BEGIN Data provided

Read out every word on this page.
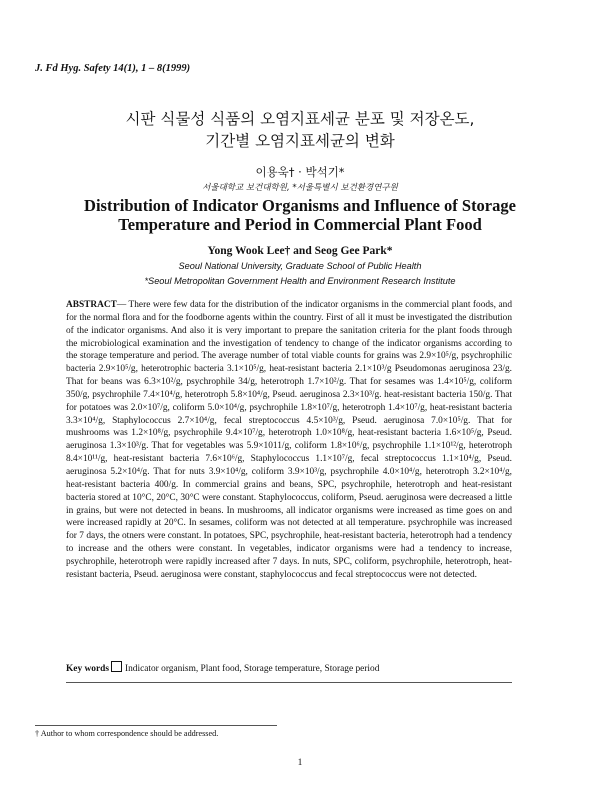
J. Fd Hyg. Safety 14(1), 1 – 8(1999)
시판 식물성 식품의 오염지표세균 분포 및 저장온도,
기간별 오염지표세균의 변화
이용욱† · 박석기*
서울대학교 보건대학원, *서울특별시 보건환경연구원
Distribution of Indicator Organisms and Influence of Storage
Temperature and Period in Commercial Plant Food
Yong Wook Lee† and Seog Gee Park*
Seoul National University, Graduate School of Public Health
*Seoul Metropolitan Government Health and Environment Research Institute
ABSTRACT— There were few data for the distribution of the indicator organisms in the commercial plant foods, and for the normal flora and for the foodborne agents within the country. First of all it must be investigated the distribution of the indicator organisms. And also it is very important to prepare the sanitation criteria for the plant foods through the microbiological examination and the investigation of tendency to change of the indicator organisms according to the storage temperature and period. The average number of total viable counts for grains was 2.9×10⁵/g, psychrophilic bacteria 2.9×10⁵/g, heterotrophic bacteria 3.1×10⁵/g, heat-resistant bacteria 2.1×10³/g Pseudomonas aeruginosa 23/g. That for beans was 6.3×10²/g, psychrophile 34/g, heterotroph 1.7×10²/g. That for sesames was 1.4×10⁵/g, coliform 350/g, psychrophile 7.4×10⁴/g, heterotroph 5.8×10⁴/g, Pseud. aeruginosa 2.3×10³/g. heat-resistant bacteria 150/g. That for potatoes was 2.0×10⁷/g, coliform 5.0×10⁴/g, psychrophile 1.8×10⁷/g, heterotroph 1.4×10⁷/g, heat-resistant bacteria 3.3×10⁴/g, Staphylococcus 2.7×10⁴/g, fecal streptococcus 4.5×10³/g, Pseud. aeruginosa 7.0×10⁵/g. That for mushrooms was 1.2×10⁸/g, psychrophile 9.4×10⁷/g, heterotroph 1.0×10⁸/g, heat-resistant bacteria 1.6×10⁵/g, Pseud. aeruginosa 1.3×10³/g. That for vegetables was 5.9×1011/g, coliform 1.8×10⁶/g, psychrophile 1.1×10¹²/g, heterotroph 8.4×10¹¹/g, heat-resistant bacteria 7.6×10⁶/g, Staphylococcus 1.1×10⁷/g, fecal streptococcus 1.1×10⁴/g, Pseud. aeruginosa 5.2×10⁴/g. That for nuts 3.9×10⁴/g, coliform 3.9×10³/g, psychrophile 4.0×10⁴/g, heterotroph 3.2×10⁴/g, heat-resistant bacteria 400/g. In commercial grains and beans, SPC, psychrophile, heterotroph and heat-resistant bacteria stored at 10°C, 20°C, 30°C were constant. Staphylococcus, coliform, Pseud. aeruginosa were decreased a little in grains, but were not detected in beans. In mushrooms, all indicator organisms were increased as time goes on and were increased rapidly at 20°C. In sesames, coliform was not detected at all temperature. psychrophile was increased for 7 days, the otners were constant. In potatoes, SPC, psychrophile, heat-resistant bacteria, heterotroph had a tendency to increase and the others were constant. In vegetables, indicator organisms were had a tendency to increase, psychrophile, heterotroph were rapidly increased after 7 days. In nuts, SPC, coliform, psychrophile, heterotroph, heat-resistant bacteria, Pseud. aeruginosa were constant, staphylococcus and fecal streptococcus were not detected.
Key words Indicator organism, Plant food, Storage temperature, Storage period
† Author to whom correspondence should be addressed.
1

END Data provided

**Task description**
Some lines of the data may hold the word "Seoul". Say how many do, with nothing else.

**Response to this task**
2